RECORD EXTRACTS >>
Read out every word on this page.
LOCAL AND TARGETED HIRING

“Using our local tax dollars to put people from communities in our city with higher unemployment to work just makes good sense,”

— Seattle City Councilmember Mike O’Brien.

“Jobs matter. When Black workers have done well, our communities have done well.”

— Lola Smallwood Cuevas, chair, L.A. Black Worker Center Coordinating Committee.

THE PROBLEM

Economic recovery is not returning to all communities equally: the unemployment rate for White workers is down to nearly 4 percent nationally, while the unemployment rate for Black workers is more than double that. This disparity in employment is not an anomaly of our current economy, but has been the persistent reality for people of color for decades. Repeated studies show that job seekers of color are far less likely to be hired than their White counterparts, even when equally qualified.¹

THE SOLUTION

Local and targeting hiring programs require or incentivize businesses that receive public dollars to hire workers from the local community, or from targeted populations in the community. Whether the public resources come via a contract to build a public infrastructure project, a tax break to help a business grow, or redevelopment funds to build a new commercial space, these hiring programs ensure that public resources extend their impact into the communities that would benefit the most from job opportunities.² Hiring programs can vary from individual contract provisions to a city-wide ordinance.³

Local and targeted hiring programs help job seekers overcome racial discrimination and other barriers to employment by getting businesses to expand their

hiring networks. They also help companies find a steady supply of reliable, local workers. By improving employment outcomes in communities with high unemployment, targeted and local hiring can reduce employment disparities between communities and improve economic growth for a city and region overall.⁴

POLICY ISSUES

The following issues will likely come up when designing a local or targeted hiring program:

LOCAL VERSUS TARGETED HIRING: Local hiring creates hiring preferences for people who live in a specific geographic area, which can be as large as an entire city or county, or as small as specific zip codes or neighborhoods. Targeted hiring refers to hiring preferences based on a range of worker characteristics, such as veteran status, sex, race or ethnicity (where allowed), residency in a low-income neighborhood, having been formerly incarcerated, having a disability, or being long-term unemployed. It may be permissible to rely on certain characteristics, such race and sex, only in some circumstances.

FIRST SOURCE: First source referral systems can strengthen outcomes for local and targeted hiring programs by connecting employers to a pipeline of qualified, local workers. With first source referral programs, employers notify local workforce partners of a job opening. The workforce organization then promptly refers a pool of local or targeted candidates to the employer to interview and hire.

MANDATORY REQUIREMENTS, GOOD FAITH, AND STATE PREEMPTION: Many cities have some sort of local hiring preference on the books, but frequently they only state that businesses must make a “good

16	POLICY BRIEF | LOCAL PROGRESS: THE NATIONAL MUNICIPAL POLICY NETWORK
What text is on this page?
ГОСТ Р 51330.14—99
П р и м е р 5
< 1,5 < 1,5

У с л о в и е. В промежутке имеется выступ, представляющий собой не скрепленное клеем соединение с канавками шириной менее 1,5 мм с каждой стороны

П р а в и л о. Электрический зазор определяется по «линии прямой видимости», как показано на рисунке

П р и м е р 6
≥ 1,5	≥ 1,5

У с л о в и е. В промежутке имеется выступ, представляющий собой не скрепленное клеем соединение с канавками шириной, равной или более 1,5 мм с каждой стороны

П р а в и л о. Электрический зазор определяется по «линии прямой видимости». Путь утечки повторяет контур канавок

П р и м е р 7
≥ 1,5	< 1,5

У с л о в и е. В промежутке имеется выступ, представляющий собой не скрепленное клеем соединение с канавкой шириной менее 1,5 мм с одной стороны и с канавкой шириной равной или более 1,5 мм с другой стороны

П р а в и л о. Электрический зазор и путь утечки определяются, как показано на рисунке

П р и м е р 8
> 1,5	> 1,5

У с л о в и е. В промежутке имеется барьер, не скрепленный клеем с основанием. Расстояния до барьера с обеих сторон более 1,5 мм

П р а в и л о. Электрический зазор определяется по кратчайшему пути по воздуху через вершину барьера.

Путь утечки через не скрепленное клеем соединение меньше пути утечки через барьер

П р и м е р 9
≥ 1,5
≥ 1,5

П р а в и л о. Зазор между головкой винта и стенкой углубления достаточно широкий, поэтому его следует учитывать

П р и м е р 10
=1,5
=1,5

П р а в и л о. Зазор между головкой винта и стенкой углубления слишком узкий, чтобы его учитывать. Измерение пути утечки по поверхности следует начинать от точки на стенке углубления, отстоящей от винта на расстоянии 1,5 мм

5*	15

TASK DIRECTIONS >> Everything from the line containing "What text is on this page?" through the last line of the records must be given again exactly; leave out all other lines.

WRITTEN SOLUTION >>
What text is on this page?
ГОСТ Р 51330.14—99
П р и м е р 5
< 1,5 < 1,5

У с л о в и е. В промежутке имеется выступ, представляющий собой не скрепленное клеем соединение с канавками шириной менее 1,5 мм с каждой стороны

П р а в и л о. Электрический зазор определяется по «линии прямой видимости», как показано на рисунке

П р и м е р 6
≥ 1,5	≥ 1,5

У с л о в и е. В промежутке имеется выступ, представляющий собой не скрепленное клеем соединение с канавками шириной, равной или более 1,5 мм с каждой стороны

П р а в и л о. Электрический зазор определяется по «линии прямой видимости». Путь утечки повторяет контур канавок

П р и м е р 7
≥ 1,5	< 1,5

У с л о в и е. В промежутке имеется выступ, представляющий собой не скрепленное клеем соединение с канавкой шириной менее 1,5 мм с одной стороны и с канавкой шириной равной или более 1,5 мм с другой стороны

П р а в и л о. Электрический зазор и путь утечки определяются, как показано на рисунке

П р и м е р 8
> 1,5	> 1,5

У с л о в и е. В промежутке имеется барьер, не скрепленный клеем с основанием. Расстояния до барьера с обеих сторон более 1,5 мм

П р а в и л о. Электрический зазор определяется по кратчайшему пути по воздуху через вершину барьера.

Путь утечки через не скрепленное клеем соединение меньше пути утечки через барьер

П р и м е р 9
≥ 1,5
≥ 1,5

П р а в и л о. Зазор между головкой винта и стенкой углубления достаточно широкий, поэтому его следует учитывать

П р и м е р 10
=1,5
=1,5

П р а в и л о. Зазор между головкой винта и стенкой углубления слишком узкий, чтобы его учитывать. Измерение пути утечки по поверхности следует начинать от точки на стенке углубления, отстоящей от винта на расстоянии 1,5 мм

5*	15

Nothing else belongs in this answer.